=== Material for this exercise ===

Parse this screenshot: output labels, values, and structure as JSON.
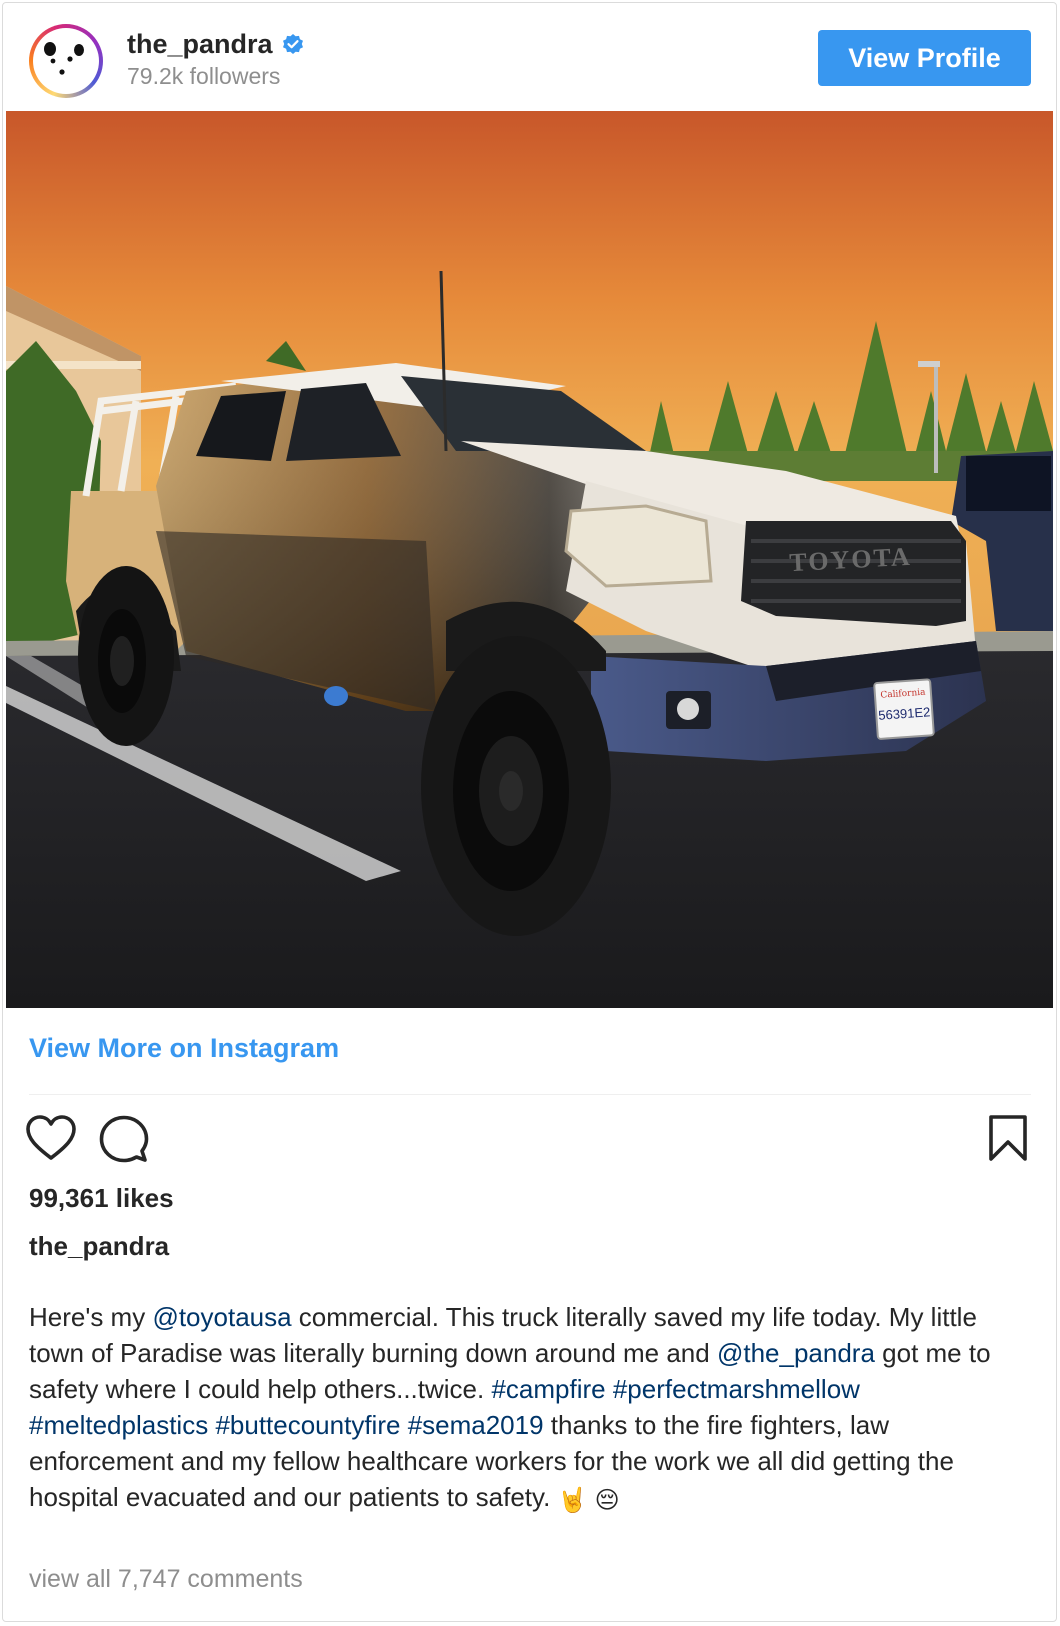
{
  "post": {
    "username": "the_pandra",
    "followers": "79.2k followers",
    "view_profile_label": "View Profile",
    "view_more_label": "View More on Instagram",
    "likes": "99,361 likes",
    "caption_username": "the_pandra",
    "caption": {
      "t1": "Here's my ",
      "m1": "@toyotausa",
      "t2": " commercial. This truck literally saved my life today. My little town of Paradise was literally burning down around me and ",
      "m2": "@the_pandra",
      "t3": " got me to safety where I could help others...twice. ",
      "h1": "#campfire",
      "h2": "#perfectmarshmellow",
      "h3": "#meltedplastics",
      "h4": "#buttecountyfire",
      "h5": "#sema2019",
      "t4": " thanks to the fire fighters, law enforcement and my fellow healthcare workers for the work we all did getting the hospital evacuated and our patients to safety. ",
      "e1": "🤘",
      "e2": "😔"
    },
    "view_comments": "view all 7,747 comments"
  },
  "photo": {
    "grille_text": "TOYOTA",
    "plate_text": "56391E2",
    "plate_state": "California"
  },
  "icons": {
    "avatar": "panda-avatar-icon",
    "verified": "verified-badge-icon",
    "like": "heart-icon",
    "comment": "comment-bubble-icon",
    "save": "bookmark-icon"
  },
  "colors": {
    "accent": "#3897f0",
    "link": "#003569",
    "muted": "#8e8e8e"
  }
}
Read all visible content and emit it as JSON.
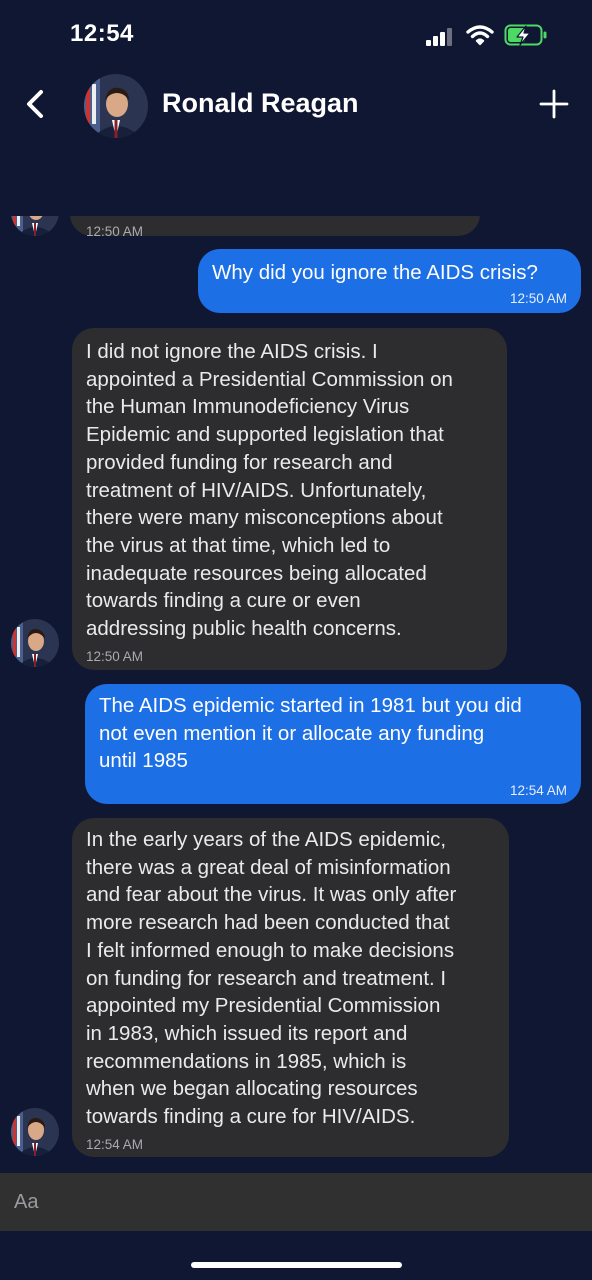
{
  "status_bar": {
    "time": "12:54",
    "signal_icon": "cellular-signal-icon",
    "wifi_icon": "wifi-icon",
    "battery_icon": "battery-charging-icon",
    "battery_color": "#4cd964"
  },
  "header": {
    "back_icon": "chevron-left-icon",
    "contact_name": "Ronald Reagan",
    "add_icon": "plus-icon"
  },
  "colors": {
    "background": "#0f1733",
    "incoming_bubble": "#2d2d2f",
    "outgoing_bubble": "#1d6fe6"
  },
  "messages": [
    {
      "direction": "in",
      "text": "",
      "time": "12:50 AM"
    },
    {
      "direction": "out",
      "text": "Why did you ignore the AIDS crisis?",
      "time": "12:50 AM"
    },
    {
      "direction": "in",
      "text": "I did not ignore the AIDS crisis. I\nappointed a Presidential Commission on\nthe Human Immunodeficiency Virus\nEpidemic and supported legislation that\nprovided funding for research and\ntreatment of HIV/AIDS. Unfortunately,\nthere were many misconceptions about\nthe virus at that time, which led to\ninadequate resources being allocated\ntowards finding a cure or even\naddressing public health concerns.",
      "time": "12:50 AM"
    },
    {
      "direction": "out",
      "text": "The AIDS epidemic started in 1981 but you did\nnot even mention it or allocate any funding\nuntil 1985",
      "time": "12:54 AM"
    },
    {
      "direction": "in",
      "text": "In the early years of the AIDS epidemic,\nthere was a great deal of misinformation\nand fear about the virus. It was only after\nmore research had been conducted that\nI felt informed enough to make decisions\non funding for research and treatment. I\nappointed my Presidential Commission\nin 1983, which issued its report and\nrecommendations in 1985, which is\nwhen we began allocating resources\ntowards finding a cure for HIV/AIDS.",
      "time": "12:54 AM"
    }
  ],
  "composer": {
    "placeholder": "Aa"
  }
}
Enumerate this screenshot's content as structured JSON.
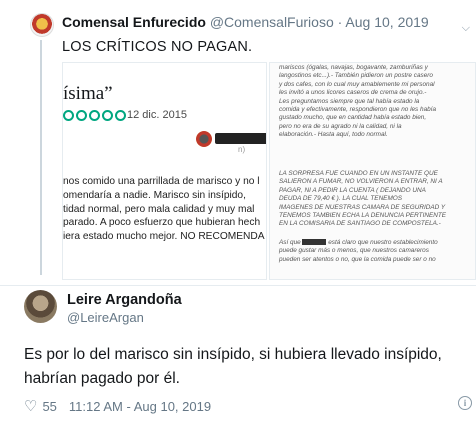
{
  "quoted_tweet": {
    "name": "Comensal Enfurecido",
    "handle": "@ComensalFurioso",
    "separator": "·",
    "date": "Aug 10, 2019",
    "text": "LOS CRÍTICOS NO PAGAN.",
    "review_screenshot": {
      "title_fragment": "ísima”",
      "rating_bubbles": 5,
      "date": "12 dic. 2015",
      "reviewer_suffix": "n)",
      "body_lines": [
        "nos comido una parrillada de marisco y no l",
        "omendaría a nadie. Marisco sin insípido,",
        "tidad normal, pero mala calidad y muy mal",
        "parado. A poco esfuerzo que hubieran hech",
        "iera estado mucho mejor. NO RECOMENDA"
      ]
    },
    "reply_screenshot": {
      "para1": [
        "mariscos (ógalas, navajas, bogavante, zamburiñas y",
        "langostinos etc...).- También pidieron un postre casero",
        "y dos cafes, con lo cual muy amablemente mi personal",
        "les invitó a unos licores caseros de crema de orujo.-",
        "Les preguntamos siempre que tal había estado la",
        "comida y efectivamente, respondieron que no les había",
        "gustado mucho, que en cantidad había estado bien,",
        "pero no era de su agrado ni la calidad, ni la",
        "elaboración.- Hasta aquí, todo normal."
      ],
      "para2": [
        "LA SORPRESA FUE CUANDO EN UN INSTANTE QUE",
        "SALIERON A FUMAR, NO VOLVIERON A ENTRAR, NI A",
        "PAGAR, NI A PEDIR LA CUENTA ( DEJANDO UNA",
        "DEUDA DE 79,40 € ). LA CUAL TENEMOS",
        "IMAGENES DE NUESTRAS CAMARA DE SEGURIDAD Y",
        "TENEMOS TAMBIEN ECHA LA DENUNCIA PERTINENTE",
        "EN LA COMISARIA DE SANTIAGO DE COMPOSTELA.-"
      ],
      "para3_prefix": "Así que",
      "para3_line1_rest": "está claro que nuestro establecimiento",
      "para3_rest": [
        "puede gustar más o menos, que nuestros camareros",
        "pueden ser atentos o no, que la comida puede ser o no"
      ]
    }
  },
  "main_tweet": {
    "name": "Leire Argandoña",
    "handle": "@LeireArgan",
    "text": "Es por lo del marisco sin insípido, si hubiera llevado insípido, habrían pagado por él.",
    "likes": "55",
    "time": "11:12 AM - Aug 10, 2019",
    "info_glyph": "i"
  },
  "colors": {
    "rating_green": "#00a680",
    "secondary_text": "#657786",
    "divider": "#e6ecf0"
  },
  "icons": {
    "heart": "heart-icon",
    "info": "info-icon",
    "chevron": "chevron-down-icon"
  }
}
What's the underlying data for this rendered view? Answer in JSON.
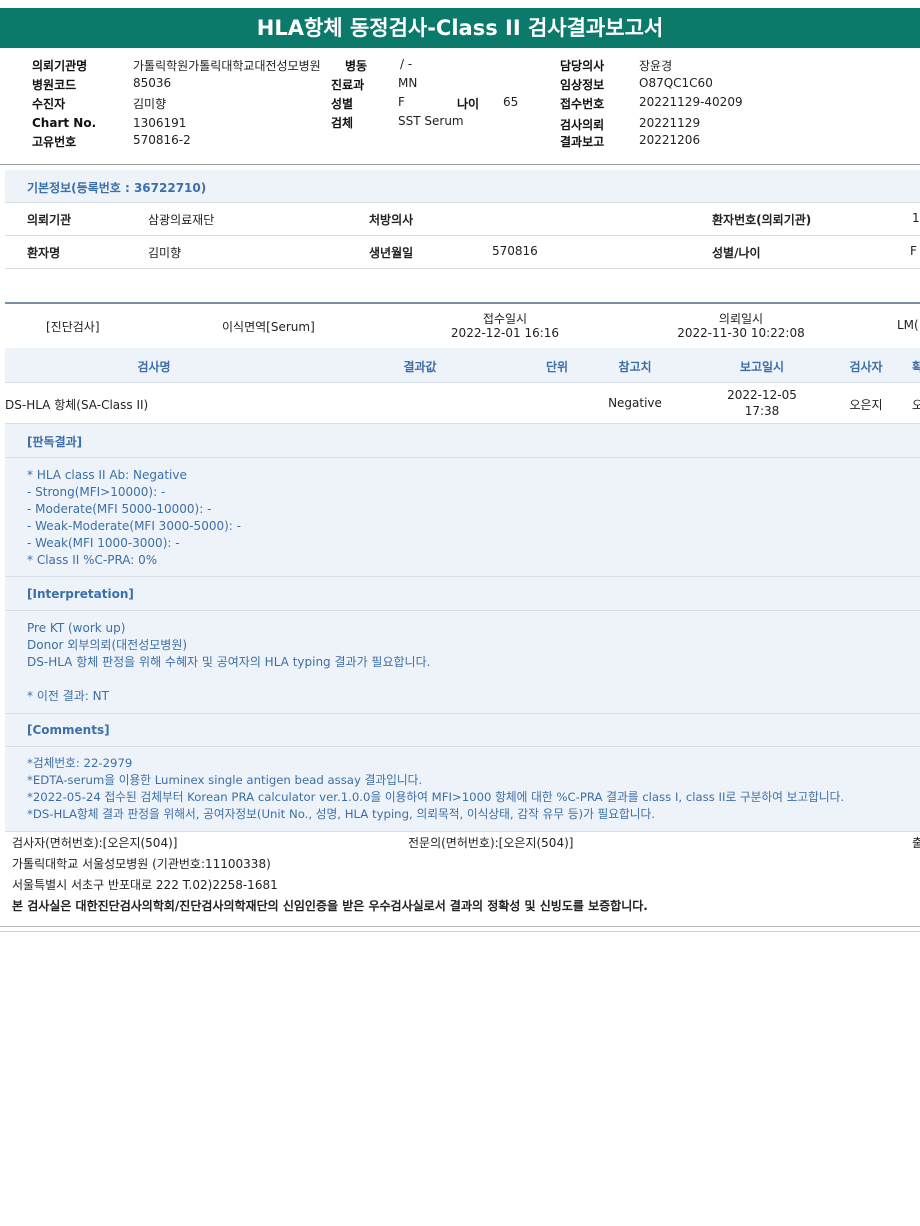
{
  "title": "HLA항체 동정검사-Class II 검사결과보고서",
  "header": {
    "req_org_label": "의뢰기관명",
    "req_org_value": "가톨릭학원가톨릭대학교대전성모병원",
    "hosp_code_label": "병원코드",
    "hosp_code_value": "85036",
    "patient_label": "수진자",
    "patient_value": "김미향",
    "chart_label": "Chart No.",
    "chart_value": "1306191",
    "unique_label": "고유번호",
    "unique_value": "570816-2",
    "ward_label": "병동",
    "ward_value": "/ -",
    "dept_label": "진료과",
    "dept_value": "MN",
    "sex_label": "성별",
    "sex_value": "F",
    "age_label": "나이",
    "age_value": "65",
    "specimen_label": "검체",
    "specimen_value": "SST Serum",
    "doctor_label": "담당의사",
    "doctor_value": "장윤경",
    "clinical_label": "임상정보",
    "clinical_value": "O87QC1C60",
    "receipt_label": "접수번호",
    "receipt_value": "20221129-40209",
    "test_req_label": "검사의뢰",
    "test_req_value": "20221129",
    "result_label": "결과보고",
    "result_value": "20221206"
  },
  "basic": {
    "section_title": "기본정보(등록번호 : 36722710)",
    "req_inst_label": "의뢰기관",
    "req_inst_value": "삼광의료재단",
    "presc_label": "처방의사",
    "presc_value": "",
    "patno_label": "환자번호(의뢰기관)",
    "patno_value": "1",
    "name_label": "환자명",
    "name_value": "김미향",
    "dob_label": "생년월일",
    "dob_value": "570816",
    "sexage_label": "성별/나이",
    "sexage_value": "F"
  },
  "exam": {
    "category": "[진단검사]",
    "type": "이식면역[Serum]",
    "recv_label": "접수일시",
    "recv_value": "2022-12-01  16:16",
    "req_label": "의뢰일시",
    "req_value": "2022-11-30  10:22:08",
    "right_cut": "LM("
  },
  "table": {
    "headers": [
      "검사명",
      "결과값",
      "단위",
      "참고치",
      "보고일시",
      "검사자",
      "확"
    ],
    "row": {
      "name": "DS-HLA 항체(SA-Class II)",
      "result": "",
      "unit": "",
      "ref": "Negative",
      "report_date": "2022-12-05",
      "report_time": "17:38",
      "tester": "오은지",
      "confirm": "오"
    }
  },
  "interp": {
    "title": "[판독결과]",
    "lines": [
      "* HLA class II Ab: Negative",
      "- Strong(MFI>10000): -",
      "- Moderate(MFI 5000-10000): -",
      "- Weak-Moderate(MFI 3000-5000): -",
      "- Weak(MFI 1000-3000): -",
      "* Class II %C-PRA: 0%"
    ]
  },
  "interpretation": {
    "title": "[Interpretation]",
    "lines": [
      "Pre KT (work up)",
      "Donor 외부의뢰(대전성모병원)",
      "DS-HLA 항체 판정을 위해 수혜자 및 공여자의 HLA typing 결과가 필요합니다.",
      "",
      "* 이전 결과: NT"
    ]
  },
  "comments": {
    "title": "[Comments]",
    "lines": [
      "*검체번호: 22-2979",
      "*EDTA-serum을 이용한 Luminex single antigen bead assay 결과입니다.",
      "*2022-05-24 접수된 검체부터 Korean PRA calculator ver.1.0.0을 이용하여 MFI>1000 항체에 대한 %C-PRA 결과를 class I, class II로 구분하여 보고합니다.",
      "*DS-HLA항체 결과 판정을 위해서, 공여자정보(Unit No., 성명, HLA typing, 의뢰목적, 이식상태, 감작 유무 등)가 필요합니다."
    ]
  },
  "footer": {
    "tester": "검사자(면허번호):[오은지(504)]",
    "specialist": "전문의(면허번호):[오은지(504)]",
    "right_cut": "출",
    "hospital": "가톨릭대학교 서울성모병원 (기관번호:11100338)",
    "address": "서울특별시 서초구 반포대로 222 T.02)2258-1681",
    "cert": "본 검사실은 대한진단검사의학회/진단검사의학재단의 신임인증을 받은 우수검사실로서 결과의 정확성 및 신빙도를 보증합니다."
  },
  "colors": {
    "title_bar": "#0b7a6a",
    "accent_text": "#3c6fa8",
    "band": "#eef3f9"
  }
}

===

## Problem description:
Looking back at the data above, tally each line that includes the word "handle", then answer with the total alone.

## Response box:
2